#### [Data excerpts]
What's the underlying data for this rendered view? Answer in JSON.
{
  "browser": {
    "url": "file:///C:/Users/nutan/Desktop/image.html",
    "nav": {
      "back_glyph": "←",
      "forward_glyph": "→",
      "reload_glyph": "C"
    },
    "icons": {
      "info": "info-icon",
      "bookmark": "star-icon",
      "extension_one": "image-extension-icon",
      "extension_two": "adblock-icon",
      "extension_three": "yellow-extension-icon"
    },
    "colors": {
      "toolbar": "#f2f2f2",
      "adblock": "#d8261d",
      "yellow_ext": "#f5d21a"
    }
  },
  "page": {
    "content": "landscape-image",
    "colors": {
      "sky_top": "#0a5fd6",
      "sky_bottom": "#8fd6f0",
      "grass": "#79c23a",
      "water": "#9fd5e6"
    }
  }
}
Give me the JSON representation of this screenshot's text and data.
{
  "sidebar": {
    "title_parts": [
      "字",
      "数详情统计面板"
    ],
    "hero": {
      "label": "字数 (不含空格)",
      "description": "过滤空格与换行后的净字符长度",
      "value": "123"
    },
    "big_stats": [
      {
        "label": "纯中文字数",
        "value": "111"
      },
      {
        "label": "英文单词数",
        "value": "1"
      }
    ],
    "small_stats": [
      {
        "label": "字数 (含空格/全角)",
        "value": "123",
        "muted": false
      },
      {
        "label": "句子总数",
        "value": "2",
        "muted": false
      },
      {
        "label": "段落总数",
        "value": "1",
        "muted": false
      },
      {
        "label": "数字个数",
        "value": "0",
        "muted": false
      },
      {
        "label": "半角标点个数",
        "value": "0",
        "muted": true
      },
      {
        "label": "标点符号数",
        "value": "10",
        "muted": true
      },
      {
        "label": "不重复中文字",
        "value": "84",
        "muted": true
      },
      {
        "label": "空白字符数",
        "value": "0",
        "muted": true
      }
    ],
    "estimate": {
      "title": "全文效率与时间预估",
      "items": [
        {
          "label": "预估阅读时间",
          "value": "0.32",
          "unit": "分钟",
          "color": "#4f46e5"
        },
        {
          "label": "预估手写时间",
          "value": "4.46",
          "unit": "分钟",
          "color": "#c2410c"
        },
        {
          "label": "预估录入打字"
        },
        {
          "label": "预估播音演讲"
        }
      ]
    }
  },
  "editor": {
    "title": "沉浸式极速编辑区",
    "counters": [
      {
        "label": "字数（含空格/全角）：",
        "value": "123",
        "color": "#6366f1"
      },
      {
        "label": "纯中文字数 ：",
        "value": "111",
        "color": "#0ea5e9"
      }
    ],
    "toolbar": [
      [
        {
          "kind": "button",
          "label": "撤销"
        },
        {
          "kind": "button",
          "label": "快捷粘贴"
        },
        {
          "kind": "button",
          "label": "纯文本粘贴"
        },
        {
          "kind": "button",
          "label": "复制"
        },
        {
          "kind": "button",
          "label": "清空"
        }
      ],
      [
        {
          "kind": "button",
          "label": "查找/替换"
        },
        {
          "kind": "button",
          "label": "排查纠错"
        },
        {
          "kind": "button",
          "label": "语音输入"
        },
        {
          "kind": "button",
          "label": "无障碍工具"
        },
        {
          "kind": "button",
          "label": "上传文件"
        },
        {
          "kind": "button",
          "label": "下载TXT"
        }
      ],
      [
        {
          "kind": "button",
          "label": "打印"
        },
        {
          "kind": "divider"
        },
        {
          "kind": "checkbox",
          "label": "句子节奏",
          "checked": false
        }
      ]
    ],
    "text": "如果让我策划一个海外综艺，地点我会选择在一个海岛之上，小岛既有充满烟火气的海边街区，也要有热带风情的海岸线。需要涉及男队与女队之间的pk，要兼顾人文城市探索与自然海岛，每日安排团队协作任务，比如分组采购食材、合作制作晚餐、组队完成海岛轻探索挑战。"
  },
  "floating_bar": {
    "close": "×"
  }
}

#### [EXERCISE DIRECTIONS]
Print the material above once more, exactly.

#### [SOLUTION TO THIS EXERCISE]
What's the underlying data for this rendered view? Answer in JSON.
{
  "browser": {
    "url": "file:///C:/Users/nutan/Desktop/image.html",
    "nav": {
      "back_glyph": "←",
      "forward_glyph": "→",
      "reload_glyph": "C"
    },
    "icons": {
      "info": "info-icon",
      "bookmark": "star-icon",
      "extension_one": "image-extension-icon",
      "extension_two": "adblock-icon",
      "extension_three": "yellow-extension-icon"
    },
    "colors": {
      "toolbar": "#f2f2f2",
      "adblock": "#d8261d",
      "yellow_ext": "#f5d21a"
    }
  },
  "page": {
    "content": "landscape-image",
    "colors": {
      "sky_top": "#0a5fd6",
      "sky_bottom": "#8fd6f0",
      "grass": "#79c23a",
      "water": "#9fd5e6"
    }
  }
}
Give me the JSON representation of this screenshot's text and data.
{
  "sidebar": {
    "title_parts": [
      "字",
      "数详情统计面板"
    ],
    "hero": {
      "label": "字数 (不含空格)",
      "description": "过滤空格与换行后的净字符长度",
      "value": "123"
    },
    "big_stats": [
      {
        "label": "纯中文字数",
        "value": "111"
      },
      {
        "label": "英文单词数",
        "value": "1"
      }
    ],
    "small_stats": [
      {
        "label": "字数 (含空格/全角)",
        "value": "123",
        "muted": false
      },
      {
        "label": "句子总数",
        "value": "2",
        "muted": false
      },
      {
        "label": "段落总数",
        "value": "1",
        "muted": false
      },
      {
        "label": "数字个数",
        "value": "0",
        "muted": false
      },
      {
        "label": "半角标点个数",
        "value": "0",
        "muted": true
      },
      {
        "label": "标点符号数",
        "value": "10",
        "muted": true
      },
      {
        "label": "不重复中文字",
        "value": "84",
        "muted": true
      },
      {
        "label": "空白字符数",
        "value": "0",
        "muted": true
      }
    ],
    "estimate": {
      "title": "全文效率与时间预估",
      "items": [
        {
          "label": "预估阅读时间",
          "value": "0.32",
          "unit": "分钟",
          "color": "#4f46e5"
        },
        {
          "label": "预估手写时间",
          "value": "4.46",
          "unit": "分钟",
          "color": "#c2410c"
        },
        {
          "label": "预估录入打字"
        },
        {
          "label": "预估播音演讲"
        }
      ]
    }
  },
  "editor": {
    "title": "沉浸式极速编辑区",
    "counters": [
      {
        "label": "字数（含空格/全角）：",
        "value": "123",
        "color": "#6366f1"
      },
      {
        "label": "纯中文字数 ：",
        "value": "111",
        "color": "#0ea5e9"
      }
    ],
    "toolbar": [
      [
        {
          "kind": "button",
          "label": "撤销"
        },
        {
          "kind": "button",
          "label": "快捷粘贴"
        },
        {
          "kind": "button",
          "label": "纯文本粘贴"
        },
        {
          "kind": "button",
          "label": "复制"
        },
        {
          "kind": "button",
          "label": "清空"
        }
      ],
      [
        {
          "kind": "button",
          "label": "查找/替换"
        },
        {
          "kind": "button",
          "label": "排查纠错"
        },
        {
          "kind": "button",
          "label": "语音输入"
        },
        {
          "kind": "button",
          "label": "无障碍工具"
        },
        {
          "kind": "button",
          "label": "上传文件"
        },
        {
          "kind": "button",
          "label": "下载TXT"
        }
      ],
      [
        {
          "kind": "button",
          "label": "打印"
        },
        {
          "kind": "divider"
        },
        {
          "kind": "checkbox",
          "label": "句子节奏",
          "checked": false
        }
      ]
    ],
    "text": "如果让我策划一个海外综艺，地点我会选择在一个海岛之上，小岛既有充满烟火气的海边街区，也要有热带风情的海岸线。需要涉及男队与女队之间的pk，要兼顾人文城市探索与自然海岛，每日安排团队协作任务，比如分组采购食材、合作制作晚餐、组队完成海岛轻探索挑战。"
  },
  "floating_bar": {
    "close": "×"
  }
}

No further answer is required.